__Task instructions__.
Pick out all lines of the entries that include the word "bylo" and copy them.

__Data in this exercise__.
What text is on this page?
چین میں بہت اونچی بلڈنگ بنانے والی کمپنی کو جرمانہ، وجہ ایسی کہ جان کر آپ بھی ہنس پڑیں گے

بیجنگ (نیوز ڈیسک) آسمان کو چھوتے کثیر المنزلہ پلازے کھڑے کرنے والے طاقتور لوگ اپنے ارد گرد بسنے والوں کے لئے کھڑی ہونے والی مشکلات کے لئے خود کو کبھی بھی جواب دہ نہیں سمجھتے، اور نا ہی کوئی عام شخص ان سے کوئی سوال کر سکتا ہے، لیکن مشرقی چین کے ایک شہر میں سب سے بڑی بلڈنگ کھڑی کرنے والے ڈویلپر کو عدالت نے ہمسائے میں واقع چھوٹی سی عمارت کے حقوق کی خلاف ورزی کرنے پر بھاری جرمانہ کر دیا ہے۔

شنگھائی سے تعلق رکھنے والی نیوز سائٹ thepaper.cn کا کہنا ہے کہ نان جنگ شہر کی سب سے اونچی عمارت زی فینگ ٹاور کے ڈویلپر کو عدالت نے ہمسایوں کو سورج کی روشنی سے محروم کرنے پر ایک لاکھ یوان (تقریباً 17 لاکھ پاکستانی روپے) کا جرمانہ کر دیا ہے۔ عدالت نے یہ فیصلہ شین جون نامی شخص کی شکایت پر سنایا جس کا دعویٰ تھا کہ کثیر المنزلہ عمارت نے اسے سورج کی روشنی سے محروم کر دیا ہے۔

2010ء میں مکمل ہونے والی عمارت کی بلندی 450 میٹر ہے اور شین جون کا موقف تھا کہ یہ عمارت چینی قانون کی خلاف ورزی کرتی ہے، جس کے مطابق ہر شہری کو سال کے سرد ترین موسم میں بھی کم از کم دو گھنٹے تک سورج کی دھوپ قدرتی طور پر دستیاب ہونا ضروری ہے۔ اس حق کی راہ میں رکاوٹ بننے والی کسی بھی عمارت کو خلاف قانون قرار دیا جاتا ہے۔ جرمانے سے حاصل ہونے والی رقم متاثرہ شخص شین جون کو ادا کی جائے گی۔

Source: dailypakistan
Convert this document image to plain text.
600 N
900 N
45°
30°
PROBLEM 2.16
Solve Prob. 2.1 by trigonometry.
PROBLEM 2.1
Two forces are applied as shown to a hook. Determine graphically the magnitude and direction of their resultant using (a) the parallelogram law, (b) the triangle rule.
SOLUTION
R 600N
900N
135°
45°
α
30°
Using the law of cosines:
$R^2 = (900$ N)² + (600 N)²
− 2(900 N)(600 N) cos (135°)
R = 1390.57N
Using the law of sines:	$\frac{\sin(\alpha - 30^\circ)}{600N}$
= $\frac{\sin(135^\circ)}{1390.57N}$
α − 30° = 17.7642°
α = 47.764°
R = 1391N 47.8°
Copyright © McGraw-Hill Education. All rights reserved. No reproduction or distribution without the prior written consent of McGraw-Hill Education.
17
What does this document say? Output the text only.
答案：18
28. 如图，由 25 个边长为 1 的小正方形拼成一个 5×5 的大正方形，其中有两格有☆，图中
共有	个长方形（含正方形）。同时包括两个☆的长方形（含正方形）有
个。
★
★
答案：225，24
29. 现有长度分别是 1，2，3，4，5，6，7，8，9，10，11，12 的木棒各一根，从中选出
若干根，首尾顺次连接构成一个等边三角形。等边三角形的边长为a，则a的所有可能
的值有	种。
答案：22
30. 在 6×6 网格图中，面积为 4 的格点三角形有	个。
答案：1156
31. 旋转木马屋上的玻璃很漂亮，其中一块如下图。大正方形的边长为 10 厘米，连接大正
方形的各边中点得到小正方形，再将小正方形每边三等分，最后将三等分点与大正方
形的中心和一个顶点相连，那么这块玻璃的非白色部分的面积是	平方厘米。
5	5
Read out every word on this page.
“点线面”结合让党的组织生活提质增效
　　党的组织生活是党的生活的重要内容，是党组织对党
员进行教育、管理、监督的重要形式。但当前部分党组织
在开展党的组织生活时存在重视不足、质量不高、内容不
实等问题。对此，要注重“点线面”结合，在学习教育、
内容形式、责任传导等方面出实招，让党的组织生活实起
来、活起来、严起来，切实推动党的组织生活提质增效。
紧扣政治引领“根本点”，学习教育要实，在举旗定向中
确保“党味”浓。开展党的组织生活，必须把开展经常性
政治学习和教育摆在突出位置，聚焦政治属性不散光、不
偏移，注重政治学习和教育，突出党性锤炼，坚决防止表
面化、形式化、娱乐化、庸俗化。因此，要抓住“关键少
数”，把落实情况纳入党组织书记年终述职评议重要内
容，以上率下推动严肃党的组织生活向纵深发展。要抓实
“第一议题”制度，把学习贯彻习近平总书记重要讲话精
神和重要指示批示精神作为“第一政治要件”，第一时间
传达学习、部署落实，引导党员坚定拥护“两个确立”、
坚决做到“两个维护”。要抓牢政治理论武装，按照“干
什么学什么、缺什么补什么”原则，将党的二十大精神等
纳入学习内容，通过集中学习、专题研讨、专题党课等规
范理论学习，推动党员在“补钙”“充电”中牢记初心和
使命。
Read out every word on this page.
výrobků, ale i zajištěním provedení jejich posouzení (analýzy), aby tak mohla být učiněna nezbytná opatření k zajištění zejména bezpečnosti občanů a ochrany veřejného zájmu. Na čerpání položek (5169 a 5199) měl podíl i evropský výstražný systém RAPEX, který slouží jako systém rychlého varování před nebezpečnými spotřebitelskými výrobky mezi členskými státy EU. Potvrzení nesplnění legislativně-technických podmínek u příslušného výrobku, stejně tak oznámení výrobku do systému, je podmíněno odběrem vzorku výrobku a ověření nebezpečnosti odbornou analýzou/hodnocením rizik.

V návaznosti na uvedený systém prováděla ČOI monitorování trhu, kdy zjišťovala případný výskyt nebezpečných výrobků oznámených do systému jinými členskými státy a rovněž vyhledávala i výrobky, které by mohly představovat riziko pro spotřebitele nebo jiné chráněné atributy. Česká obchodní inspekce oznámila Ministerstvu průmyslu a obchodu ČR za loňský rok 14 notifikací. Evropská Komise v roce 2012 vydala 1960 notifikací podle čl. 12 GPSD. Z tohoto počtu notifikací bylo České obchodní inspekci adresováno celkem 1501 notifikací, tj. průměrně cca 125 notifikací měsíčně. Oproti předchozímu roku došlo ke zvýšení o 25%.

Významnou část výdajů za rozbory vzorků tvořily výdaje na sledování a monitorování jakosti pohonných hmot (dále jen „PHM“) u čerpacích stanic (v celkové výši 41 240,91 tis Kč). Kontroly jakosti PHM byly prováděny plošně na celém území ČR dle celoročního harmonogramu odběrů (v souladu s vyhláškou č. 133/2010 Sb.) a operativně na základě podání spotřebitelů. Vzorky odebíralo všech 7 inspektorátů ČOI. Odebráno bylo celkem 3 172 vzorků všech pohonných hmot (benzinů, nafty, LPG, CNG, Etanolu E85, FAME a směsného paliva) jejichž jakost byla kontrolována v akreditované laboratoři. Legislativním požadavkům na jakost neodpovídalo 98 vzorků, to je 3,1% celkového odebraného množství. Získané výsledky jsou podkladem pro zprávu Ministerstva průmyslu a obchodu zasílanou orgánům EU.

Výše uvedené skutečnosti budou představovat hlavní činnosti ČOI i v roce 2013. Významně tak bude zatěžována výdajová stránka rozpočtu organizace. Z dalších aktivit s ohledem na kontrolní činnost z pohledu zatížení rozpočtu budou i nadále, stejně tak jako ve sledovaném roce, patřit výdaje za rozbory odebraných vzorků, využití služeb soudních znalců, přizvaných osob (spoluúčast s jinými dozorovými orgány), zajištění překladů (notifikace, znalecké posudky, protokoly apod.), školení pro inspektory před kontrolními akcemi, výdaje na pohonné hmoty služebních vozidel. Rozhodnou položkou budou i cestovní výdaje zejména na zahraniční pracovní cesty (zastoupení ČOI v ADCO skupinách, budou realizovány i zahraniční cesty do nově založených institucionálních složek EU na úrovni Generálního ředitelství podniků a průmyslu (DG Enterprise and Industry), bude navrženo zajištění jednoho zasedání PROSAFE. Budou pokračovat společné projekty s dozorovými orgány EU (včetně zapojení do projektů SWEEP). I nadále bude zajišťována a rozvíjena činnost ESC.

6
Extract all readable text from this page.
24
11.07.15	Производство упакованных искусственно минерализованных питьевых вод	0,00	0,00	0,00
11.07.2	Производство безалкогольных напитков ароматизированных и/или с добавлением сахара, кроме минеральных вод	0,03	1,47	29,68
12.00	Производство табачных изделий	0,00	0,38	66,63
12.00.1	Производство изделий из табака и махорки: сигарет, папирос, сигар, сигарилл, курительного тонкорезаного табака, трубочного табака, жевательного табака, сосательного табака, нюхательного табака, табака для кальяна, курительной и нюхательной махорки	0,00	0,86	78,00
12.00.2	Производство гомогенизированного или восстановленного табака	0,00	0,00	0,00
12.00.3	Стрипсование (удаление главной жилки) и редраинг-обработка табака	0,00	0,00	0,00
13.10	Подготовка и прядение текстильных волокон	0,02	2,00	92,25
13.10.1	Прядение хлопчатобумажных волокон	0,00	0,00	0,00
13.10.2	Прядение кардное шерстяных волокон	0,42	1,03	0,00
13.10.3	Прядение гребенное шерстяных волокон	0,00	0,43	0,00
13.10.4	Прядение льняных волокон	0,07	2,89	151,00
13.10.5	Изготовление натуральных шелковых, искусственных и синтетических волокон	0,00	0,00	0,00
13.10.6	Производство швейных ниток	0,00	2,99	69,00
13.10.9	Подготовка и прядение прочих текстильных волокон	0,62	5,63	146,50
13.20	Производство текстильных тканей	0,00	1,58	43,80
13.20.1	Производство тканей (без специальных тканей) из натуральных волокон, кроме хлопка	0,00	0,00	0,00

__Reply__.
V návaznosti na uvedený systém prováděla ČOI monitorování trhu, kdy zjišťovala případný výskyt nebezpečných výrobků oznámených do systému jinými členskými státy a rovněž vyhledávala i výrobky, které by mohly představovat riziko pro spotřebitele nebo jiné chráněné atributy. Česká obchodní inspekce oznámila Ministerstvu průmyslu a obchodu ČR za loňský rok 14 notifikací. Evropská Komise v roce 2012 vydala 1960 notifikací podle čl. 12 GPSD. Z tohoto počtu notifikací bylo České obchodní inspekci adresováno celkem 1501 notifikací, tj. průměrně cca 125 notifikací měsíčně. Oproti předchozímu roku došlo ke zvýšení o 25%.
Významnou část výdajů za rozbory vzorků tvořily výdaje na sledování a monitorování jakosti pohonných hmot (dále jen „PHM“) u čerpacích stanic (v celkové výši 41 240,91 tis Kč). Kontroly jakosti PHM byly prováděny plošně na celém území ČR dle celoročního harmonogramu odběrů (v souladu s vyhláškou č. 133/2010 Sb.) a operativně na základě podání spotřebitelů. Vzorky odebíralo všech 7 inspektorátů ČOI. Odebráno bylo celkem 3 172 vzorků všech pohonných hmot (benzinů, nafty, LPG, CNG, Etanolu E85, FAME a směsného paliva) jejichž jakost byla kontrolována v akreditované laboratoři. Legislativním požadavkům na jakost neodpovídalo 98 vzorků, to je 3,1% celkového odebraného množství. Získané výsledky jsou podkladem pro zprávu Ministerstva průmyslu a obchodu zasílanou orgánům EU.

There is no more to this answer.